Exercise details.
Transcribe the records below in full; pictures stay out of the copy.

Data.
◆ ◆ ◆ ◆

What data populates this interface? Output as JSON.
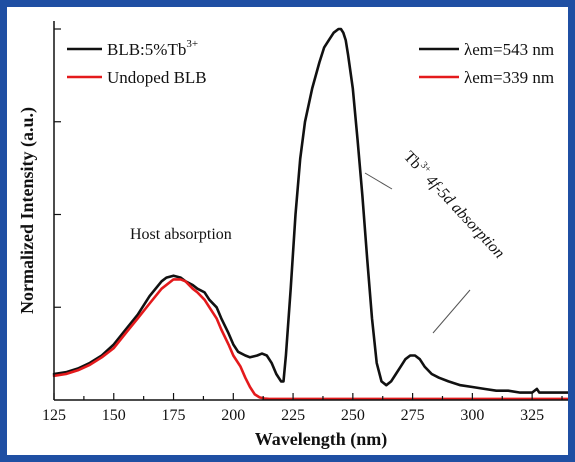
{
  "chart_data": {
    "type": "line",
    "title": "",
    "xlabel": "Wavelength (nm)",
    "ylabel": "Normalized Intensity (a.u.)",
    "xlim": [
      125,
      340
    ],
    "ylim": [
      0,
      1.0
    ],
    "x_ticks": [
      125,
      150,
      175,
      200,
      225,
      250,
      275,
      300,
      325
    ],
    "grid": false,
    "legend_left": [
      {
        "label": "BLB:5%Tb",
        "superscript": "3+",
        "color": "#111111"
      },
      {
        "label": "Undoped BLB",
        "color": "#e41a1c"
      }
    ],
    "legend_right": [
      {
        "label": "λem=543 nm",
        "color": "#111111"
      },
      {
        "label": "λem=339 nm",
        "color": "#e41a1c"
      }
    ],
    "annotations": {
      "host": "Host absorption",
      "tb_prefix": "Tb",
      "tb_sup": "3+",
      "tb_rest": " 4f-5d absorption"
    },
    "series": [
      {
        "name": "BLB:5%Tb3+",
        "color": "#111111",
        "x": [
          125,
          130,
          135,
          140,
          145,
          150,
          155,
          160,
          165,
          170,
          172,
          175,
          178,
          180,
          183,
          185,
          188,
          190,
          193,
          195,
          198,
          200,
          202,
          205,
          207,
          210,
          212,
          214,
          216,
          218,
          220,
          221,
          222,
          224,
          226,
          228,
          230,
          233,
          236,
          238,
          240,
          242,
          244,
          245,
          246,
          247,
          248,
          250,
          252,
          254,
          256,
          258,
          260,
          262,
          264,
          266,
          268,
          270,
          272,
          274,
          276,
          278,
          280,
          283,
          286,
          290,
          295,
          300,
          305,
          310,
          315,
          320,
          325,
          327,
          328,
          329,
          330,
          335,
          340
        ],
        "y": [
          0.07,
          0.075,
          0.085,
          0.1,
          0.12,
          0.15,
          0.19,
          0.23,
          0.28,
          0.32,
          0.33,
          0.335,
          0.33,
          0.32,
          0.31,
          0.3,
          0.29,
          0.27,
          0.25,
          0.22,
          0.18,
          0.15,
          0.13,
          0.12,
          0.115,
          0.12,
          0.125,
          0.12,
          0.1,
          0.07,
          0.05,
          0.05,
          0.12,
          0.3,
          0.5,
          0.65,
          0.75,
          0.84,
          0.91,
          0.95,
          0.97,
          0.99,
          1.0,
          1.0,
          0.99,
          0.97,
          0.93,
          0.84,
          0.7,
          0.55,
          0.38,
          0.22,
          0.1,
          0.05,
          0.04,
          0.05,
          0.07,
          0.09,
          0.11,
          0.12,
          0.12,
          0.11,
          0.09,
          0.07,
          0.06,
          0.05,
          0.04,
          0.035,
          0.03,
          0.025,
          0.025,
          0.02,
          0.02,
          0.03,
          0.02,
          0.02,
          0.02,
          0.02,
          0.02
        ]
      },
      {
        "name": "Undoped BLB",
        "color": "#e41a1c",
        "x": [
          125,
          130,
          135,
          140,
          145,
          150,
          155,
          160,
          165,
          170,
          175,
          178,
          180,
          183,
          185,
          188,
          190,
          193,
          195,
          198,
          200,
          203,
          205,
          207,
          209,
          211,
          213,
          215,
          218,
          220,
          225,
          230,
          250,
          275,
          300,
          325,
          340
        ],
        "y": [
          0.065,
          0.07,
          0.08,
          0.095,
          0.115,
          0.14,
          0.18,
          0.22,
          0.26,
          0.3,
          0.325,
          0.325,
          0.32,
          0.3,
          0.29,
          0.27,
          0.25,
          0.22,
          0.19,
          0.15,
          0.12,
          0.09,
          0.06,
          0.035,
          0.015,
          0.007,
          0.004,
          0.003,
          0.003,
          0.003,
          0.003,
          0.003,
          0.003,
          0.003,
          0.003,
          0.003,
          0.003
        ]
      }
    ]
  }
}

◆ ◆ ◆ ◆

Response below.
What data populates this interface? Output as JSON.
{
  "chart_data": {
    "type": "line",
    "title": "",
    "xlabel": "Wavelength (nm)",
    "ylabel": "Normalized Intensity (a.u.)",
    "xlim": [
      125,
      340
    ],
    "ylim": [
      0,
      1.0
    ],
    "x_ticks": [
      125,
      150,
      175,
      200,
      225,
      250,
      275,
      300,
      325
    ],
    "grid": false,
    "legend_left": [
      {
        "label": "BLB:5%Tb",
        "superscript": "3+",
        "color": "#111111"
      },
      {
        "label": "Undoped BLB",
        "color": "#e41a1c"
      }
    ],
    "legend_right": [
      {
        "label": "λem=543 nm",
        "color": "#111111"
      },
      {
        "label": "λem=339 nm",
        "color": "#e41a1c"
      }
    ],
    "annotations": {
      "host": "Host absorption",
      "tb_prefix": "Tb",
      "tb_sup": "3+",
      "tb_rest": " 4f-5d absorption"
    },
    "series": [
      {
        "name": "BLB:5%Tb3+",
        "color": "#111111",
        "x": [
          125,
          130,
          135,
          140,
          145,
          150,
          155,
          160,
          165,
          170,
          172,
          175,
          178,
          180,
          183,
          185,
          188,
          190,
          193,
          195,
          198,
          200,
          202,
          205,
          207,
          210,
          212,
          214,
          216,
          218,
          220,
          221,
          222,
          224,
          226,
          228,
          230,
          233,
          236,
          238,
          240,
          242,
          244,
          245,
          246,
          247,
          248,
          250,
          252,
          254,
          256,
          258,
          260,
          262,
          264,
          266,
          268,
          270,
          272,
          274,
          276,
          278,
          280,
          283,
          286,
          290,
          295,
          300,
          305,
          310,
          315,
          320,
          325,
          327,
          328,
          329,
          330,
          335,
          340
        ],
        "y": [
          0.07,
          0.075,
          0.085,
          0.1,
          0.12,
          0.15,
          0.19,
          0.23,
          0.28,
          0.32,
          0.33,
          0.335,
          0.33,
          0.32,
          0.31,
          0.3,
          0.29,
          0.27,
          0.25,
          0.22,
          0.18,
          0.15,
          0.13,
          0.12,
          0.115,
          0.12,
          0.125,
          0.12,
          0.1,
          0.07,
          0.05,
          0.05,
          0.12,
          0.3,
          0.5,
          0.65,
          0.75,
          0.84,
          0.91,
          0.95,
          0.97,
          0.99,
          1.0,
          1.0,
          0.99,
          0.97,
          0.93,
          0.84,
          0.7,
          0.55,
          0.38,
          0.22,
          0.1,
          0.05,
          0.04,
          0.05,
          0.07,
          0.09,
          0.11,
          0.12,
          0.12,
          0.11,
          0.09,
          0.07,
          0.06,
          0.05,
          0.04,
          0.035,
          0.03,
          0.025,
          0.025,
          0.02,
          0.02,
          0.03,
          0.02,
          0.02,
          0.02,
          0.02,
          0.02
        ]
      },
      {
        "name": "Undoped BLB",
        "color": "#e41a1c",
        "x": [
          125,
          130,
          135,
          140,
          145,
          150,
          155,
          160,
          165,
          170,
          175,
          178,
          180,
          183,
          185,
          188,
          190,
          193,
          195,
          198,
          200,
          203,
          205,
          207,
          209,
          211,
          213,
          215,
          218,
          220,
          225,
          230,
          250,
          275,
          300,
          325,
          340
        ],
        "y": [
          0.065,
          0.07,
          0.08,
          0.095,
          0.115,
          0.14,
          0.18,
          0.22,
          0.26,
          0.3,
          0.325,
          0.325,
          0.32,
          0.3,
          0.29,
          0.27,
          0.25,
          0.22,
          0.19,
          0.15,
          0.12,
          0.09,
          0.06,
          0.035,
          0.015,
          0.007,
          0.004,
          0.003,
          0.003,
          0.003,
          0.003,
          0.003,
          0.003,
          0.003,
          0.003,
          0.003,
          0.003
        ]
      }
    ]
  }
}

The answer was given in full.